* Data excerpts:
* START *
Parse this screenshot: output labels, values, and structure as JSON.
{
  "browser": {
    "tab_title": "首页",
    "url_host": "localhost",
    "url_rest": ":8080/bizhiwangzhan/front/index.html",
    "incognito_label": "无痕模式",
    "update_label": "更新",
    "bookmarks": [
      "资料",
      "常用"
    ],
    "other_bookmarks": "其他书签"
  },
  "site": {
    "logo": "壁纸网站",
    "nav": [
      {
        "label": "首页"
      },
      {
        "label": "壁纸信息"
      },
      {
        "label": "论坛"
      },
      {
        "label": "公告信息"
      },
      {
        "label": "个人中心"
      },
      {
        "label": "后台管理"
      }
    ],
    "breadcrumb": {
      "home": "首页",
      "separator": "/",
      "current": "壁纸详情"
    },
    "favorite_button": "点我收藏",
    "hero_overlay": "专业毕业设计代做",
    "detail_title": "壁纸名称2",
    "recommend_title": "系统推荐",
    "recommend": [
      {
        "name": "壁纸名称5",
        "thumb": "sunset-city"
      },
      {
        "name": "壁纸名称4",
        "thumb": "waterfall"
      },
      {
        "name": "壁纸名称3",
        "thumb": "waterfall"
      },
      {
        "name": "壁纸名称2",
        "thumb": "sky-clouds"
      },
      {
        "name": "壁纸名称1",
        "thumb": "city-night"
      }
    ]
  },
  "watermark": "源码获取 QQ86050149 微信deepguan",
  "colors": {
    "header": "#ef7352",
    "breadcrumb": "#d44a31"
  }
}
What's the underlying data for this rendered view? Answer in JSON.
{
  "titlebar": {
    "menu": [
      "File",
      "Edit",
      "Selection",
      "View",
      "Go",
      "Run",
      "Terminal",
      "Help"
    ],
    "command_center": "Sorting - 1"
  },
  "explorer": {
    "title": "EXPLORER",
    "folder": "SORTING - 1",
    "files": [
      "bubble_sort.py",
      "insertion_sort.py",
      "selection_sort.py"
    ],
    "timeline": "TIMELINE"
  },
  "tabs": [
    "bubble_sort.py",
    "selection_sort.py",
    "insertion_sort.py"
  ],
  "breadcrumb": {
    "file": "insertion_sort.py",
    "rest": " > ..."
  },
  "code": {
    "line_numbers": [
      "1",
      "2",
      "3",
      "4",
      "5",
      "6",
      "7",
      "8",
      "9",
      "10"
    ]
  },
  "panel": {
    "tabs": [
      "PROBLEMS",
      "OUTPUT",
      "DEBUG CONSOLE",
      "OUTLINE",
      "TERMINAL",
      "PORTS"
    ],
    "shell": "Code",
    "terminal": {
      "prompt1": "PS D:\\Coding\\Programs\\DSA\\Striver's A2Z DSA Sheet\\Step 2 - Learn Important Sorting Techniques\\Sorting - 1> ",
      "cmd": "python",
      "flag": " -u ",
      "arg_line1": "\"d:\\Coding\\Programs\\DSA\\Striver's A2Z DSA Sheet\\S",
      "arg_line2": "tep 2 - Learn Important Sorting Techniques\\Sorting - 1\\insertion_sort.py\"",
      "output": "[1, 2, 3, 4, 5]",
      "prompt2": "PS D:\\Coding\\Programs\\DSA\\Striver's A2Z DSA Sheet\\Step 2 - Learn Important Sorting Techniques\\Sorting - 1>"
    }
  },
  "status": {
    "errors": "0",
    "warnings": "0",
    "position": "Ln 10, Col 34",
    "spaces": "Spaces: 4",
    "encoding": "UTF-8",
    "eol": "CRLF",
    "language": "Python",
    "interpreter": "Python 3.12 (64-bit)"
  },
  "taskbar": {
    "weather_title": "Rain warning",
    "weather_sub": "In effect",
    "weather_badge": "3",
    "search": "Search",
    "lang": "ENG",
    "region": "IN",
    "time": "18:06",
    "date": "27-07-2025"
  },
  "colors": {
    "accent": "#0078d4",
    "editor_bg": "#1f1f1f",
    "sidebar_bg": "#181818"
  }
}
* END *
* DO THIS: Copy out the full material exactly as it appears.

* COMPLETED TASK:
Parse this screenshot: output labels, values, and structure as JSON.
{
  "browser": {
    "tab_title": "首页",
    "url_host": "localhost",
    "url_rest": ":8080/bizhiwangzhan/front/index.html",
    "incognito_label": "无痕模式",
    "update_label": "更新",
    "bookmarks": [
      "资料",
      "常用"
    ],
    "other_bookmarks": "其他书签"
  },
  "site": {
    "logo": "壁纸网站",
    "nav": [
      {
        "label": "首页"
      },
      {
        "label": "壁纸信息"
      },
      {
        "label": "论坛"
      },
      {
        "label": "公告信息"
      },
      {
        "label": "个人中心"
      },
      {
        "label": "后台管理"
      }
    ],
    "breadcrumb": {
      "home": "首页",
      "separator": "/",
      "current": "壁纸详情"
    },
    "favorite_button": "点我收藏",
    "hero_overlay": "专业毕业设计代做",
    "detail_title": "壁纸名称2",
    "recommend_title": "系统推荐",
    "recommend": [
      {
        "name": "壁纸名称5",
        "thumb": "sunset-city"
      },
      {
        "name": "壁纸名称4",
        "thumb": "waterfall"
      },
      {
        "name": "壁纸名称3",
        "thumb": "waterfall"
      },
      {
        "name": "壁纸名称2",
        "thumb": "sky-clouds"
      },
      {
        "name": "壁纸名称1",
        "thumb": "city-night"
      }
    ]
  },
  "watermark": "源码获取 QQ86050149 微信deepguan",
  "colors": {
    "header": "#ef7352",
    "breadcrumb": "#d44a31"
  }
}
What's the underlying data for this rendered view? Answer in JSON.
{
  "titlebar": {
    "menu": [
      "File",
      "Edit",
      "Selection",
      "View",
      "Go",
      "Run",
      "Terminal",
      "Help"
    ],
    "command_center": "Sorting - 1"
  },
  "explorer": {
    "title": "EXPLORER",
    "folder": "SORTING - 1",
    "files": [
      "bubble_sort.py",
      "insertion_sort.py",
      "selection_sort.py"
    ],
    "timeline": "TIMELINE"
  },
  "tabs": [
    "bubble_sort.py",
    "selection_sort.py",
    "insertion_sort.py"
  ],
  "breadcrumb": {
    "file": "insertion_sort.py",
    "rest": " > ..."
  },
  "code": {
    "line_numbers": [
      "1",
      "2",
      "3",
      "4",
      "5",
      "6",
      "7",
      "8",
      "9",
      "10"
    ]
  },
  "panel": {
    "tabs": [
      "PROBLEMS",
      "OUTPUT",
      "DEBUG CONSOLE",
      "OUTLINE",
      "TERMINAL",
      "PORTS"
    ],
    "shell": "Code",
    "terminal": {
      "prompt1": "PS D:\\Coding\\Programs\\DSA\\Striver's A2Z DSA Sheet\\Step 2 - Learn Important Sorting Techniques\\Sorting - 1> ",
      "cmd": "python",
      "flag": " -u ",
      "arg_line1": "\"d:\\Coding\\Programs\\DSA\\Striver's A2Z DSA Sheet\\S",
      "arg_line2": "tep 2 - Learn Important Sorting Techniques\\Sorting - 1\\insertion_sort.py\"",
      "output": "[1, 2, 3, 4, 5]",
      "prompt2": "PS D:\\Coding\\Programs\\DSA\\Striver's A2Z DSA Sheet\\Step 2 - Learn Important Sorting Techniques\\Sorting - 1>"
    }
  },
  "status": {
    "errors": "0",
    "warnings": "0",
    "position": "Ln 10, Col 34",
    "spaces": "Spaces: 4",
    "encoding": "UTF-8",
    "eol": "CRLF",
    "language": "Python",
    "interpreter": "Python 3.12 (64-bit)"
  },
  "taskbar": {
    "weather_title": "Rain warning",
    "weather_sub": "In effect",
    "weather_badge": "3",
    "search": "Search",
    "lang": "ENG",
    "region": "IN",
    "time": "18:06",
    "date": "27-07-2025"
  },
  "colors": {
    "accent": "#0078d4",
    "editor_bg": "#1f1f1f",
    "sidebar_bg": "#181818"
  }
}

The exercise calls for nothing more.